[Stored entries]
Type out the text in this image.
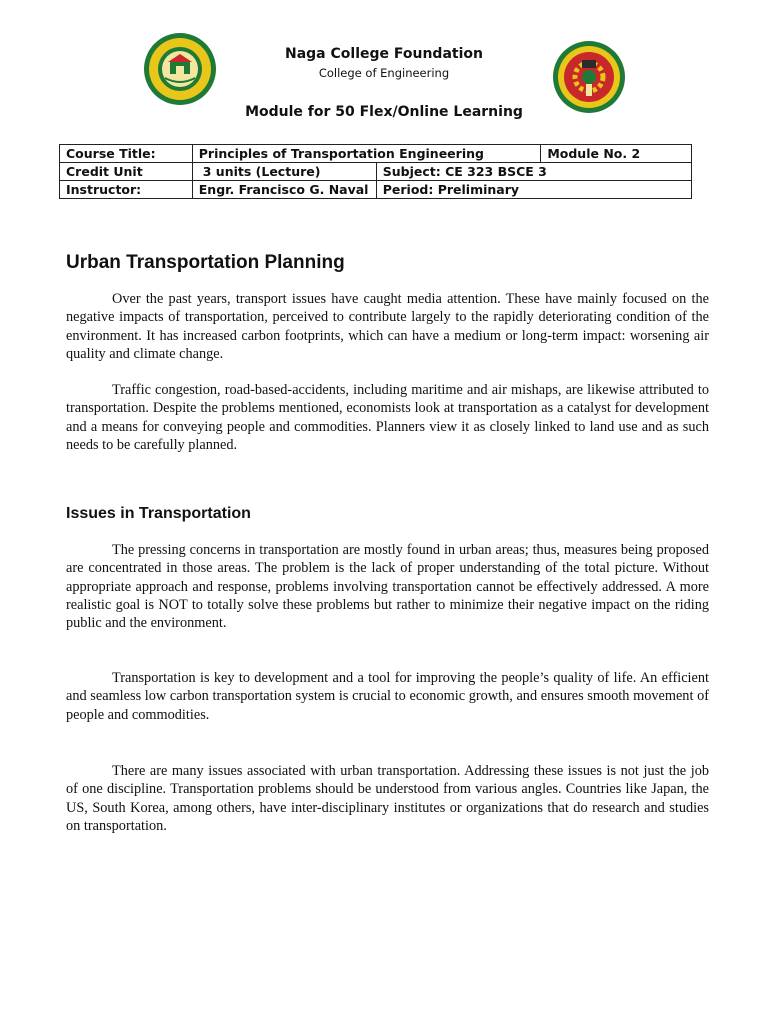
Naga College Foundation
College of Engineering
Module for 50 Flex/Online Learning
Course Title:	Principles of Transportation Engineering		Module No. 2
Credit Unit	3 units (Lecture)	Subject: CE 323 BSCE 3	
Instructor:	Engr. Francisco G. Naval	Period: Preliminary	
Urban Transportation Planning

Over the past years, transport issues have caught media attention. These have mainly focused on the negative impacts of transportation, perceived to contribute largely to the rapidly deteriorating condition of the environment. It has increased carbon footprints, which can have a medium or long-term impact: worsening air quality and climate change.

Traffic congestion, road-based-accidents, including maritime and air mishaps, are likewise attributed to transportation. Despite the problems mentioned, economists look at transportation as a catalyst for development and a means for conveying people and commodities. Planners view it as closely linked to land use and as such needs to be carefully planned.

Issues in Transportation

The pressing concerns in transportation are mostly found in urban areas; thus, measures being proposed are concentrated in those areas. The problem is the lack of proper understanding of the total picture. Without appropriate approach and response, problems involving transportation cannot be effectively addressed. A more realistic goal is NOT to totally solve these problems but rather to minimize their negative impact on the riding public and the environment.

Transportation is key to development and a tool for improving the people’s quality of life. An efficient and seamless low carbon transportation system is crucial to economic growth, and ensures smooth movement of people and commodities.

There are many issues associated with urban transportation. Addressing these issues is not just the job of one discipline. Transportation problems should be understood from various angles. Countries like Japan, the US, South Korea, among others, have inter-disciplinary institutes or organizations that do research and studies on transportation.
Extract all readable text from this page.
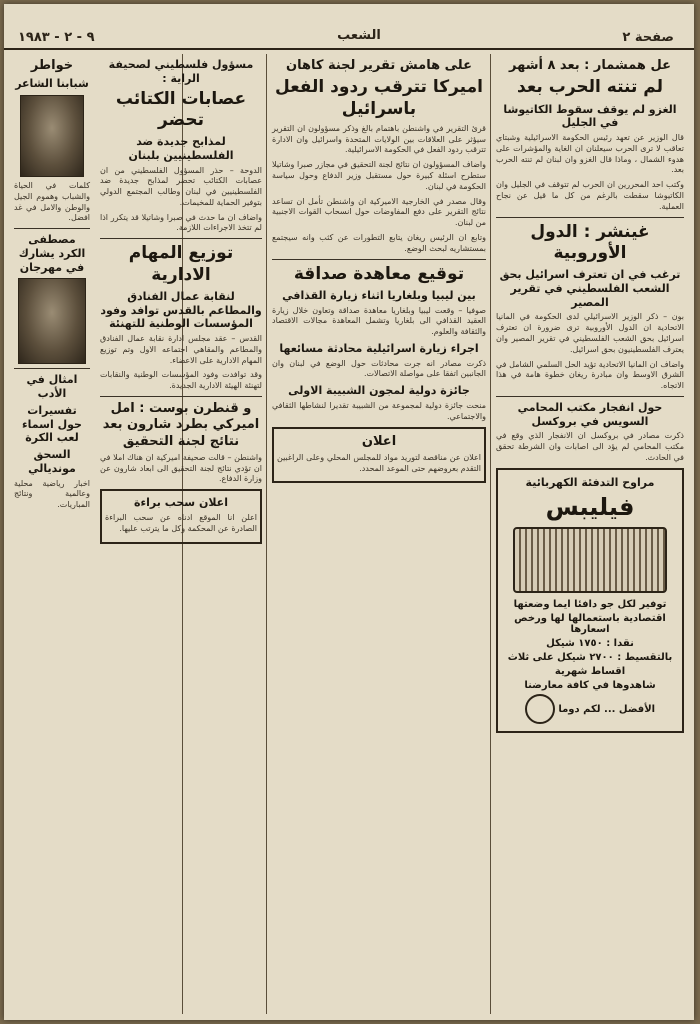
صفحة ٢
الشعب
٩ - ٢ - ١٩٨٣
عل همشمار : بعد ٨ أشهر
لم تنته الحرب بعد
الغزو لم يوقف سقوط الكاتيوشا في الجليل

قال الوزير عن تعهد رئيس الحكومة الاسرائيلية وشبتاي تعاقب لا ترى الحرب سيعلنان ان الغاية والمؤشرات على هدوء الشمال ، وماذا قال الغزو وان لبنان لم تنته الحرب بعد.

وكتب احد المحررين ان الحرب لم تتوقف في الجليل وان الكاتيوشا سقطت بالرغم من كل ما قيل عن نجاح العملية.

غينشر : الدول الأوروبية
ترغب في ان تعترف اسرائيل بحق الشعب الفلسطيني في تقرير المصير

بون – ذكر الوزير الاسرائيلي لدى الحكومة في المانيا الاتحادية ان الدول الأوروبية ترى ضرورة ان تعترف اسرائيل بحق الشعب الفلسطيني في تقرير المصير وان يعترف الفلسطينيون بحق اسرائيل.

واضاف ان المانيا الاتحادية تؤيد الحل السلمي الشامل في الشرق الاوسط وان مبادرة ريغان خطوة هامة في هذا الاتجاه.

حول انفجار مكتب المحامي السويس في بروكسل

ذكرت مصادر في بروكسل ان الانفجار الذي وقع في مكتب المحامي لم يؤد الى اصابات وان الشرطة تحقق في الحادث.

مراوح التدفئة الكهربائية
فيليبس
توفير لكل جو دافئا ايما وضعتها
اقتصادية باستعمالها لها ورخص اسعارها
نقدا : ١٧٥٠ شيكل
بالتقسيط : ٢٧٠٠ شيكل على ثلاث
اقساط شهرية
شاهدوها في كافة معارضنا
الأفضل ... لكم دوما
على هامش تقرير لجنة كاهان
اميركا تترقب ردود الفعل باسرائيل

قرئ التقرير في واشنطن باهتمام بالغ وذكر مسؤولون ان التقرير سيؤثر على العلاقات بين الولايات المتحدة واسرائيل وان الادارة تترقب ردود الفعل في الحكومة الاسرائيلية.

واضاف المسؤولون ان نتائج لجنة التحقيق في مجازر صبرا وشاتيلا ستطرح اسئلة كبيرة حول مستقبل وزير الدفاع وحول سياسة الحكومة في لبنان.

وقال مصدر في الخارجية الاميركية ان واشنطن تأمل ان تساعد نتائج التقرير على دفع المفاوضات حول انسحاب القوات الاجنبية من لبنان.

وتابع ان الرئيس ريغان يتابع التطورات عن كثب وانه سيجتمع بمستشاريه لبحث الوضع.

توقيع معاهدة صداقة
بين ليبيا وبلغاريا اثناء زيارة القذافي

صوفيا – وقعت ليبيا وبلغاريا معاهدة صداقة وتعاون خلال زيارة العقيد القذافي الى بلغاريا وتشمل المعاهدة مجالات الاقتصاد والثقافة والعلوم.

اجراء زيارة اسرائيلية محادثة مسائعها

ذكرت مصادر انه جرت محادثات حول الوضع في لبنان وان الجانبين اتفقا على مواصلة الاتصالات.

جائزة دولية لمجون الشبيبة الاولى

منحت جائزة دولية لمجموعة من الشبيبة تقديرا لنشاطها الثقافي والاجتماعي.

اعلان

اعلان عن مناقصة لتوريد مواد للمجلس المحلي وعلى الراغبين التقدم بعروضهم حتى الموعد المحدد.

مسؤول فلسطيني لصحيفة الراية :
عصابات الكتائب تحضر
لمذابح جديدة ضد الفلسطينيين بلبنان

الدوحة – حذر المسؤول الفلسطيني من ان عصابات الكتائب تحضر لمذابح جديدة ضد الفلسطينيين في لبنان وطالب المجتمع الدولي بتوفير الحماية للمخيمات.

واضاف ان ما حدث في صبرا وشاتيلا قد يتكرر اذا لم تتخذ الاجراءات اللازمة.

توزيع المهام الادارية
لنقابة عمال الفنادق والمطاعم بالقدس توافد وفود المؤسسات الوطنية للتهنئة

القدس – عقد مجلس ادارة نقابة عمال الفنادق والمطاعم والمقاهي اجتماعه الاول وتم توزيع المهام الادارية على الاعضاء.

وقد توافدت وفود المؤسسات الوطنية والنقابات لتهنئة الهيئة الادارية الجديدة.

و قنطرن بوست : امل اميركي بطرد شارون بعد نتائج لجنة التحقيق

واشنطن – قالت صحيفة اميركية ان هناك املا في ان تؤدي نتائج لجنة التحقيق الى ابعاد شارون عن وزارة الدفاع.

اعلان سحب براءة

اعلن انا الموقع ادناه عن سحب البراءة الصادرة عن المحكمة وكل ما يترتب عليها.

خواطر
شبابنا الشاعر

كلمات في الحياة والشباب وهموم الجيل والوطن والامل في غد افضل.

مصطفى الكرد يشارك في مهرجان
امثال في الأدب
تفسيرات حول اسماء لعب الكرة
السحق مونديالي

اخبار رياضية محلية وعالمية ونتائج المباريات.
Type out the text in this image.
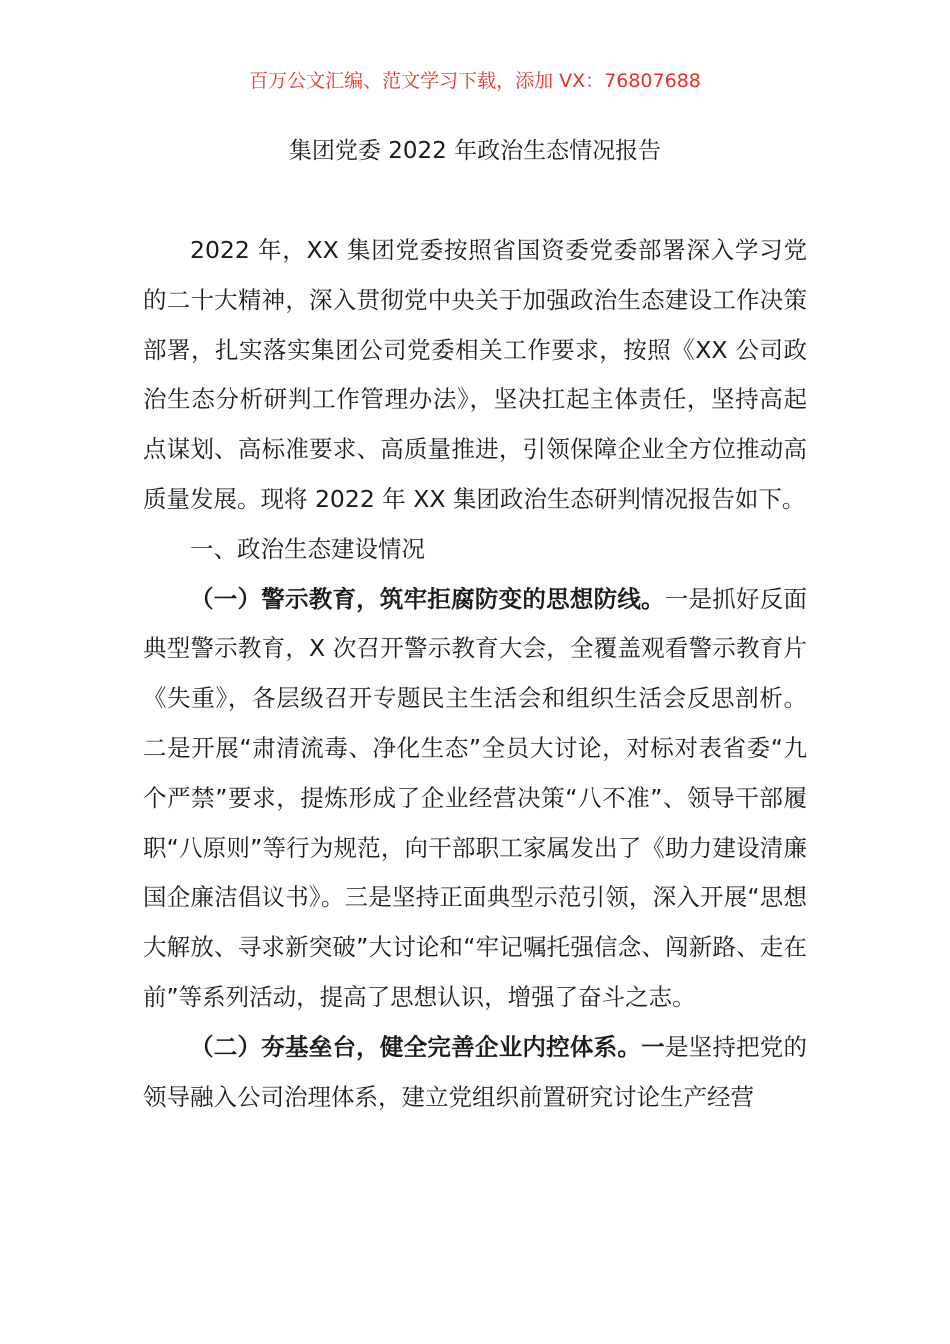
百万公文汇编、范文学习下载，添加 VX：76807688
集团党委 2022 年政治生态情况报告

2022 年，XX 集团党委按照省国资委党委部署深入学习党的二十大精神，深入贯彻党中央关于加强政治生态建设工作决策部署，扎实落实集团公司党委相关工作要求，按照《XX 公司政治生态分析研判工作管理办法》，坚决扛起主体责任，坚持高起点谋划、高标准要求、高质量推进，引领保障企业全方位推动高质量发展。现将 2022 年 XX 集团政治生态研判情况报告如下。

一、政治生态建设情况

（一）警示教育，筑牢拒腐防变的思想防线。一是抓好反面典型警示教育，X 次召开警示教育大会，全覆盖观看警示教育片《失重》，各层级召开专题民主生活会和组织生活会反思剖析。二是开展“肃清流毒、净化生态”全员大讨论，对标对表省委“九个严禁”要求，提炼形成了企业经营决策“八不准”、领导干部履职“八原则”等行为规范，向干部职工家属发出了《助力建设清廉国企廉洁倡议书》。三是坚持正面典型示范引领，深入开展“思想大解放、寻求新突破”大讨论和“牢记嘱托强信念、闯新路、走在前”等系列活动，提高了思想认识，增强了奋斗之志。

（二）夯基垒台，健全完善企业内控体系。一是坚持把党的领导融入公司治理体系，建立党组织前置研究讨论生产经营
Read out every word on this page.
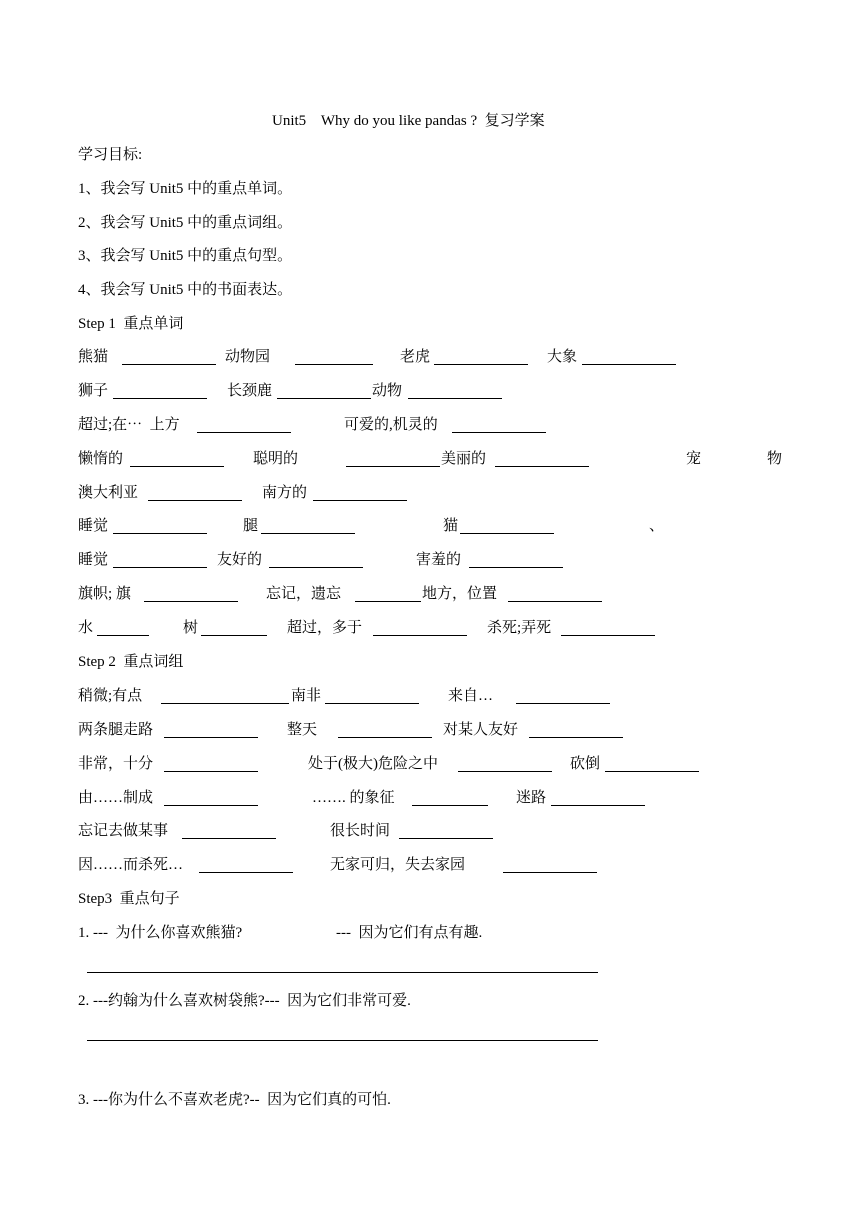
Unit5    Why do you like pandas ?  复习学案
学习目标:
1、我会写 Unit5 中的重点单词。
2、我会写 Unit5 中的重点词组。
3、我会写 Unit5 中的重点句型。
4、我会写 Unit5 中的书面表达。
Step 1  重点单词
熊猫	动物园	老虎	大象
狮子	长颈鹿	动物
超过;在⋯  上方	可爱的,机灵的
懒惰的	聪明的	美丽的	宠	物
澳大利亚	南方的
睡觉	腿	猫	、
睡觉	友好的	害羞的
旗帜; 旗	忘记，遗忘	地方，位置
水	树	超过，多于	杀死;弄死
Step 2  重点词组
稍微;有点	南非	来自…
两条腿走路	整天	对某人友好
非常，十分	处于(极大)危险之中	砍倒
由……制成	……. 的象征	迷路
忘记去做某事	很长时间
因……而杀死…	无家可归，失去家园
Step3  重点句子
1. ---  为什么你喜欢熊猫?	---  因为它们有点有趣.
2. ---约翰为什么喜欢树袋熊?---  因为它们非常可爱.
3. ---你为什么不喜欢老虎?--  因为它们真的可怕.
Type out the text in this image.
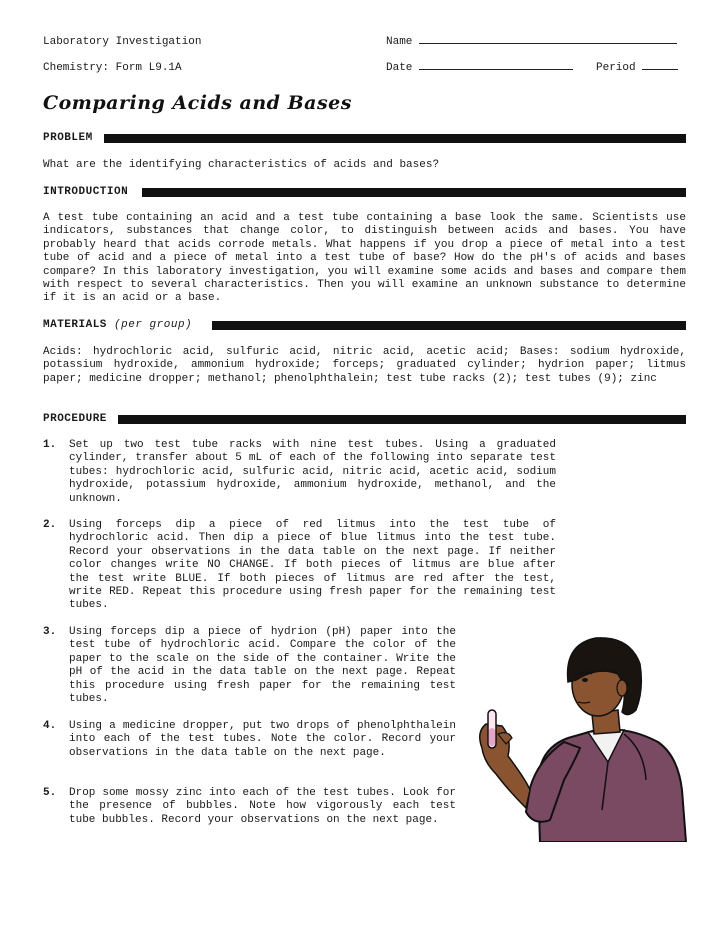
Laboratory Investigation	Name
Chemistry: Form L9.1A	Date	Period
Comparing Acids and Bases
PROBLEM
What are the identifying characteristics of acids and bases?
INTRODUCTION
A test tube containing an acid and a test tube containing a base look the same. Scientists use indicators, substances that change color, to distinguish between acids and bases. You have probably heard that acids corrode metals. What happens if you drop a piece of metal into a test tube of acid and a piece of metal into a test tube of base? How do the pH's of acids and bases compare? In this laboratory investigation, you will examine some acids and bases and compare them with respect to several characteristics. Then you will examine an unknown substance to determine if it is an acid or a base.
MATERIALS (per group)
Acids: hydrochloric acid, sulfuric acid, nitric acid, acetic acid; Bases: sodium hydroxide, potassium hydroxide, ammonium hydroxide; forceps; graduated cylinder; hydrion paper; litmus paper; medicine dropper; methanol; phenolphthalein; test tube racks (2); test tubes (9); zinc
PROCEDURE
1. Set up two test tube racks with nine test tubes. Using a graduated cylinder, transfer about 5 mL of each of the following into separate test tubes: hydrochloric acid, sulfuric acid, nitric acid, acetic acid, sodium hydroxide, potassium hydroxide, ammonium hydroxide, methanol, and the unknown.
2. Using forceps dip a piece of red litmus into the test tube of hydrochloric acid. Then dip a piece of blue litmus into the test tube. Record your observations in the data table on the next page. If neither color changes write NO CHANGE. If both pieces of litmus are blue after the test write BLUE. If both pieces of litmus are red after the test, write RED. Repeat this procedure using fresh paper for the remaining test tubes.
3. Using forceps dip a piece of hydrion (pH) paper into the test tube of hydrochloric acid. Compare the color of the paper to the scale on the side of the container. Write the pH of the acid in the data table on the next page. Repeat this procedure using fresh paper for the remaining test tubes.
4. Using a medicine dropper, put two drops of phenolphthalein into each of the test tubes. Note the color. Record your observations in the data table on the next page.
5. Drop some mossy zinc into each of the test tubes. Look for the presence of bubbles. Note how vigorously each test tube bubbles. Record your observations on the next page.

__TASK OBJECTIVE__: Search the records for the word "each". Copy every line that has it.

__EXERCISE OUTPUT__:
1. Set up two test tube racks with nine test tubes. Using a graduated cylinder, transfer about 5 mL of each of the following into separate test tubes: hydrochloric acid, sulfuric acid, nitric acid, acetic acid, sodium hydroxide, potassium hydroxide, ammonium hydroxide, methanol, and the unknown.
4. Using a medicine dropper, put two drops of phenolphthalein into each of the test tubes. Note the color. Record your observations in the data table on the next page.
5. Drop some mossy zinc into each of the test tubes. Look for the presence of bubbles. Note how vigorously each test tube bubbles. Record your observations on the next page.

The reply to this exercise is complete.